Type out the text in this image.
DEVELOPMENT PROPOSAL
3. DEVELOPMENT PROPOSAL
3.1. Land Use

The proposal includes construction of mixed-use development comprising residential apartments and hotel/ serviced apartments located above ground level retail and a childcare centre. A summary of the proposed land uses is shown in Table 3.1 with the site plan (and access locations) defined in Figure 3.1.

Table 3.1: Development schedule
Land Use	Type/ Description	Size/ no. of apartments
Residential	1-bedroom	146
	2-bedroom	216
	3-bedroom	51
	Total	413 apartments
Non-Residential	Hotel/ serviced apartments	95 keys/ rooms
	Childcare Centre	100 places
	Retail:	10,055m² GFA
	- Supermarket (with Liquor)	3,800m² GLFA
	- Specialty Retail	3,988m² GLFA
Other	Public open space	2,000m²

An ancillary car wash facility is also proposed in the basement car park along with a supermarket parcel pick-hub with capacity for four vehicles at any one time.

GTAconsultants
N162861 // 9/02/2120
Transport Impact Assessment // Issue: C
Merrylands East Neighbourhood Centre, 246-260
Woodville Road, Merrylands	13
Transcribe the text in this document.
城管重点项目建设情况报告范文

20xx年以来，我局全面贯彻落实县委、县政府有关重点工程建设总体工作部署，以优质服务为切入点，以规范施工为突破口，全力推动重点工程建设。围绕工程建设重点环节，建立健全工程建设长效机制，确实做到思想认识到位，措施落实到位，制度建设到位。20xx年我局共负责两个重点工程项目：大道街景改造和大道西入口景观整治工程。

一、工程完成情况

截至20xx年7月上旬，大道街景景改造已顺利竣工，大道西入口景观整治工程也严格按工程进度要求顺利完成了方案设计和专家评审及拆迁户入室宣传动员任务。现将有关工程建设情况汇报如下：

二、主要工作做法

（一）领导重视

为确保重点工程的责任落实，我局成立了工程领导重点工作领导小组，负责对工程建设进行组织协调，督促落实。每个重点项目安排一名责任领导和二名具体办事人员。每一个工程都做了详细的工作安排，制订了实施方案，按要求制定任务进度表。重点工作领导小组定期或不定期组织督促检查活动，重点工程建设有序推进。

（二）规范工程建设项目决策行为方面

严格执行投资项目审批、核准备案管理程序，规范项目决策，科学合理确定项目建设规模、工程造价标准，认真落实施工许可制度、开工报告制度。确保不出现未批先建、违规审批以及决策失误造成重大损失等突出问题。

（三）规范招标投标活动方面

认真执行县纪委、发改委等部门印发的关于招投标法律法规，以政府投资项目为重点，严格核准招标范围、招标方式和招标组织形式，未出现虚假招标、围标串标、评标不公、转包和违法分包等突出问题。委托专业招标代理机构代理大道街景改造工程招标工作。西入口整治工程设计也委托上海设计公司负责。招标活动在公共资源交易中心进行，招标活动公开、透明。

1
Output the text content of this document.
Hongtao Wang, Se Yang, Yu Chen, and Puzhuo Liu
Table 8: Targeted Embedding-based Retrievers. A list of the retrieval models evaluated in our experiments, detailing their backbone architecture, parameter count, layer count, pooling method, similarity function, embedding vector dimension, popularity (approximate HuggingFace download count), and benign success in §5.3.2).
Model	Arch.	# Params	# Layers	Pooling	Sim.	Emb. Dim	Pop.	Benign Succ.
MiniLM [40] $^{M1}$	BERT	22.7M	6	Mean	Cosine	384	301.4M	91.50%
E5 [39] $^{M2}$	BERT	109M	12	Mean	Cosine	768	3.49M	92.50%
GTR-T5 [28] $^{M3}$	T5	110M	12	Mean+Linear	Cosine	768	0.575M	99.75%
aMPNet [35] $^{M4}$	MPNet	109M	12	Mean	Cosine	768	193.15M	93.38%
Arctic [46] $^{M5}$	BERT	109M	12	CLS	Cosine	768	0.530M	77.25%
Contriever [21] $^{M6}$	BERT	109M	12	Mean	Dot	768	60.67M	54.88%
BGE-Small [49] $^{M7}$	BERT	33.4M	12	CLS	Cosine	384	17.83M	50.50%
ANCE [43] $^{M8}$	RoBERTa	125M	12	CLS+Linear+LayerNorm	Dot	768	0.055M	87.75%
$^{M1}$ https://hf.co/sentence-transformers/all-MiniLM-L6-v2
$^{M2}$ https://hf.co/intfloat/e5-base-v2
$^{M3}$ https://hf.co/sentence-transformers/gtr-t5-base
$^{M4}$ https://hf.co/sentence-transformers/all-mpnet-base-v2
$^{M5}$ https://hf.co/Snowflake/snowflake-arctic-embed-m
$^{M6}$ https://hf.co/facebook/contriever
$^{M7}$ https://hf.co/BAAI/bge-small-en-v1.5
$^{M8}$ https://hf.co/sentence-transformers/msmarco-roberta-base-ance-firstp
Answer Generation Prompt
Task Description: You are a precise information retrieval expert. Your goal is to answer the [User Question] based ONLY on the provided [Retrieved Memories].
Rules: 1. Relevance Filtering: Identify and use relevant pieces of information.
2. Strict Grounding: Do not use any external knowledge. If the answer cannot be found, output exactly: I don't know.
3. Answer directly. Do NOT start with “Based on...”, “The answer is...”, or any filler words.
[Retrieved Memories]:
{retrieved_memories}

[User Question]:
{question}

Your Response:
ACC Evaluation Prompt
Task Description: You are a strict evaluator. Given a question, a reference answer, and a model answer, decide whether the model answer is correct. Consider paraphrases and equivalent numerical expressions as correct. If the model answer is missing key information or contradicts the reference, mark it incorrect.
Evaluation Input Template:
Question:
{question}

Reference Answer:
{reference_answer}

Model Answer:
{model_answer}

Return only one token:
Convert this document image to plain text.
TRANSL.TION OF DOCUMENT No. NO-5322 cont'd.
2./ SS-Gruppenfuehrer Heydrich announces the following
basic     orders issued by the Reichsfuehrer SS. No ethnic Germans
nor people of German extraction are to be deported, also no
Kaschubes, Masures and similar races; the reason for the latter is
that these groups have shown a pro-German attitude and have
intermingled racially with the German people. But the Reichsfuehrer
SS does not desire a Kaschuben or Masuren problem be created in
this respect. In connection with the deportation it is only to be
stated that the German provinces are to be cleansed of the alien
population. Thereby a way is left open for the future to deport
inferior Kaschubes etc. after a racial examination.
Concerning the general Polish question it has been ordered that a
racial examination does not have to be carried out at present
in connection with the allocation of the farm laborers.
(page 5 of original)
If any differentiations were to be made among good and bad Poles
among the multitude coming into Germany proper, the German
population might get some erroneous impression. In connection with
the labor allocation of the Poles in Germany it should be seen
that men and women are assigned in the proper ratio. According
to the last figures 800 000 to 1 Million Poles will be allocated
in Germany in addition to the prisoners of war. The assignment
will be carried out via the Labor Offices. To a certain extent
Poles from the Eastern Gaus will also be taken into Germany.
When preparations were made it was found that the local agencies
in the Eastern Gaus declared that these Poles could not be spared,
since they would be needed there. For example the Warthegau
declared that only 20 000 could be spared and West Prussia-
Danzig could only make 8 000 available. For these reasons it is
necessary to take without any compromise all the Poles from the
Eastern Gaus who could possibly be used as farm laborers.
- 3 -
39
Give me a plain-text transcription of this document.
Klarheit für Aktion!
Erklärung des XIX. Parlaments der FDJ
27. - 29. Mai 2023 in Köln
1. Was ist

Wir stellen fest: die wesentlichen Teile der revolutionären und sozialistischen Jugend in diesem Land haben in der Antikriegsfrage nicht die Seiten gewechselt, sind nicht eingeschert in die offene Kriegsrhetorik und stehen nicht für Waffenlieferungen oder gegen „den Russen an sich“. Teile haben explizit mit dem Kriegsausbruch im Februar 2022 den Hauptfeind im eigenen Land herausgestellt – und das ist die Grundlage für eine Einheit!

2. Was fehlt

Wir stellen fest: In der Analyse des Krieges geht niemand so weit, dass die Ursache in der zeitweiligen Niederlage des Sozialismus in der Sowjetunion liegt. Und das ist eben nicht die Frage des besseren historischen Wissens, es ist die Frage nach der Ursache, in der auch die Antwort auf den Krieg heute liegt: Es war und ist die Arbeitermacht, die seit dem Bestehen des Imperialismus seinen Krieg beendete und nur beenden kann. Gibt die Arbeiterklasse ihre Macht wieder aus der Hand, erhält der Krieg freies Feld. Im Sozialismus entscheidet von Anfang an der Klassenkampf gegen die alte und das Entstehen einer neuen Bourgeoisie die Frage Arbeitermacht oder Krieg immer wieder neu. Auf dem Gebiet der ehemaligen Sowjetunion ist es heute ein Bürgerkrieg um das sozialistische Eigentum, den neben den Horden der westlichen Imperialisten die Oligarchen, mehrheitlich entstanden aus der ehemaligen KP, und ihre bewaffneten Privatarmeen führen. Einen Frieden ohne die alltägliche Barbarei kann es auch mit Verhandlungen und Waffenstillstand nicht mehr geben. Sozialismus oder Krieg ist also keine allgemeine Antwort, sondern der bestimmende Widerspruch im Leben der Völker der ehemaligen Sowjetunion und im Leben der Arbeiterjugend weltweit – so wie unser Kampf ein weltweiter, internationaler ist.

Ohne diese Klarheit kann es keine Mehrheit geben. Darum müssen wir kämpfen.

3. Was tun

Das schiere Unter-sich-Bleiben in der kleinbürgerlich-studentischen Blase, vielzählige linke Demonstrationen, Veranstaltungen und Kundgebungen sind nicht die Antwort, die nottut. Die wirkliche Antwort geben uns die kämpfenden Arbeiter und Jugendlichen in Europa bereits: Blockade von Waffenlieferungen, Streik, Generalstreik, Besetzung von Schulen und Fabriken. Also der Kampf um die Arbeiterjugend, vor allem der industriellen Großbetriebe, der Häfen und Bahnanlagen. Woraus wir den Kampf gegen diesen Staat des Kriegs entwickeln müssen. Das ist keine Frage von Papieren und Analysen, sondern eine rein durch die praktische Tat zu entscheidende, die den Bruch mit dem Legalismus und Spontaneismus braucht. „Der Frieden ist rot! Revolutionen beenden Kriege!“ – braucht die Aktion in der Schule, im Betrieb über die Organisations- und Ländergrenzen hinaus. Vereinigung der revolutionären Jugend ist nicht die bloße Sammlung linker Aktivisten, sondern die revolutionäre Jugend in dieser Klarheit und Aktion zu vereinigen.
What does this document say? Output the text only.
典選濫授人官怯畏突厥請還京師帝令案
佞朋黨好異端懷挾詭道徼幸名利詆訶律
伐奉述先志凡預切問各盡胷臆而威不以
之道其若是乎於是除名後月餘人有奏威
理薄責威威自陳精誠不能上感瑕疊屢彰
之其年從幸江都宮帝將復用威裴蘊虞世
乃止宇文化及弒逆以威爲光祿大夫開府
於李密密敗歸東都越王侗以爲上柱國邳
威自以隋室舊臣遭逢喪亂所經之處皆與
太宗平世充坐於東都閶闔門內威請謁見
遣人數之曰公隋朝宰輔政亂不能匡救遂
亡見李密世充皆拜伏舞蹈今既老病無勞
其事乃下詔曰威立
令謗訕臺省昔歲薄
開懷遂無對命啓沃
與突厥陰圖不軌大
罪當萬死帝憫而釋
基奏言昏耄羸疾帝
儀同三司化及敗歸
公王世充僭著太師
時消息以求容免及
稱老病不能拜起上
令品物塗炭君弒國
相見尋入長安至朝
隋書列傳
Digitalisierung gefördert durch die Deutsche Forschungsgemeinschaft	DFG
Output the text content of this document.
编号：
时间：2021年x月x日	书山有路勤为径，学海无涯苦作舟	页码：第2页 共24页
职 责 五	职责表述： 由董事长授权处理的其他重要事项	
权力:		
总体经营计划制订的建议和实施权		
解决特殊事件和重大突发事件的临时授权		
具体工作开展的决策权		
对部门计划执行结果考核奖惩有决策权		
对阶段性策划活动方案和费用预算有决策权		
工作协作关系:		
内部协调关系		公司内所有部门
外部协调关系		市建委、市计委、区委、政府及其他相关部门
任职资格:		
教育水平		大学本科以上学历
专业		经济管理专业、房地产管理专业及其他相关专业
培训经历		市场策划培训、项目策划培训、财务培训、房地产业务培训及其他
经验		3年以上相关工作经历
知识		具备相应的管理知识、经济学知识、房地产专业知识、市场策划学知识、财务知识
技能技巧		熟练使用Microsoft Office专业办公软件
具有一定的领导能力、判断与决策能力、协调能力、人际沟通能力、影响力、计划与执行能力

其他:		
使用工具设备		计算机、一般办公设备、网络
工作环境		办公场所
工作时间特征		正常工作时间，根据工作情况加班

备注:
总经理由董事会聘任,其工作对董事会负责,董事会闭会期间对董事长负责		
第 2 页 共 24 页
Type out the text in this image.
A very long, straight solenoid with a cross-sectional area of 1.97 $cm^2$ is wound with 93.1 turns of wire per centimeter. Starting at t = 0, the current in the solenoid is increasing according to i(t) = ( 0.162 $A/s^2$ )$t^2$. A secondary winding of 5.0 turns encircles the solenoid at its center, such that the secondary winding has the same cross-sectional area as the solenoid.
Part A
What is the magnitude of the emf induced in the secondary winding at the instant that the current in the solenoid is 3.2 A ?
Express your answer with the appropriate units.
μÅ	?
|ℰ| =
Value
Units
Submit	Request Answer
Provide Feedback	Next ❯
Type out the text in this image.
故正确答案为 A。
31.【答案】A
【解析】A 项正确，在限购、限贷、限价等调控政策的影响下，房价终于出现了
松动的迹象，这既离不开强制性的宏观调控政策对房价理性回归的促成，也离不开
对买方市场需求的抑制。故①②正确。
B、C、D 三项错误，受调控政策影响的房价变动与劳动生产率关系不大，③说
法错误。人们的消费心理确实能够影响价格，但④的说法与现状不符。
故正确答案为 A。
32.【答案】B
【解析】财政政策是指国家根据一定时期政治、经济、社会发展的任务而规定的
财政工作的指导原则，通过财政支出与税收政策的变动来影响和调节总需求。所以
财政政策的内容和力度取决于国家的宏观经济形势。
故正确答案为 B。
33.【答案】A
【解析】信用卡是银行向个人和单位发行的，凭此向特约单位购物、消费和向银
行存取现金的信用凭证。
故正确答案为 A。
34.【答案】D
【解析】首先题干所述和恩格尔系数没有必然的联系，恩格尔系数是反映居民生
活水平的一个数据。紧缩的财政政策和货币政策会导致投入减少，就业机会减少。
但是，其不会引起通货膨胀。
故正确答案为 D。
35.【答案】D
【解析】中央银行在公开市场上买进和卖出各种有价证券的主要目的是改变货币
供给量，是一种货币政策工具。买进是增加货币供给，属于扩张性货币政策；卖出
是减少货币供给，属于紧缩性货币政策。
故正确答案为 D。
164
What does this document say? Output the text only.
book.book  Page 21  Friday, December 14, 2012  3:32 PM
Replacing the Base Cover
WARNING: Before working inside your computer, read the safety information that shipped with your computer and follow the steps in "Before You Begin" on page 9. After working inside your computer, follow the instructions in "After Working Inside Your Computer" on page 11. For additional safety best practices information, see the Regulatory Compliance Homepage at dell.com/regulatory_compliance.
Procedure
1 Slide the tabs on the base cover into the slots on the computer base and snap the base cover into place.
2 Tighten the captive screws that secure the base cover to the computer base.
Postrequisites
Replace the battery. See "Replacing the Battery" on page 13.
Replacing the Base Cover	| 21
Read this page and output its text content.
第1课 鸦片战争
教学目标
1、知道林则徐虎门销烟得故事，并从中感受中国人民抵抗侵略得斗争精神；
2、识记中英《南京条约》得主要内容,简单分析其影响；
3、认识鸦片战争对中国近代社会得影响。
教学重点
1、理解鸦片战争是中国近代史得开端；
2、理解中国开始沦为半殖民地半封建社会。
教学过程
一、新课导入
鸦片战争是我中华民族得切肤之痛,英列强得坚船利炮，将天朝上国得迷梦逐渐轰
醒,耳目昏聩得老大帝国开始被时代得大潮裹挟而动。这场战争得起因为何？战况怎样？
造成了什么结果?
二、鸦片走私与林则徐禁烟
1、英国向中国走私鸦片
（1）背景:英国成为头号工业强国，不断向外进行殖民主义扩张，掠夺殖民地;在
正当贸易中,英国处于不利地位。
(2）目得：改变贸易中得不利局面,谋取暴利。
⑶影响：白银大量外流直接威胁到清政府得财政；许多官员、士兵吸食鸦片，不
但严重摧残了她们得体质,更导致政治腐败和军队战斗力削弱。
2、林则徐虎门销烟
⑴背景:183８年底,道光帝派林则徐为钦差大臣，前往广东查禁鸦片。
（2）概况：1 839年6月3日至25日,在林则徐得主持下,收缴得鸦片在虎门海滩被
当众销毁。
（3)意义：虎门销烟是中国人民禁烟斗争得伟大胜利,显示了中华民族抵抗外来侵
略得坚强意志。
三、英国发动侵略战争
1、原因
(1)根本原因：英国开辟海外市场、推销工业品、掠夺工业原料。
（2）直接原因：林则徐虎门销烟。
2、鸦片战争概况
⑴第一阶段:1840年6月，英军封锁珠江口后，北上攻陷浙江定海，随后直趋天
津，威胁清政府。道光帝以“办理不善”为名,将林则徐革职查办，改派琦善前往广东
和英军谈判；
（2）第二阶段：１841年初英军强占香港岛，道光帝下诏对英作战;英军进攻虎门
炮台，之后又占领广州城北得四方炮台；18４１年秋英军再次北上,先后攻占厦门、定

- [REQUIRED TASK] In the entries above, find each line with the word "spared" and show it.

- [OUTPUT]
in the Eastern Gaus declared that these Poles could not be spared,
declared that only 20 000 could be spared and West Prussia-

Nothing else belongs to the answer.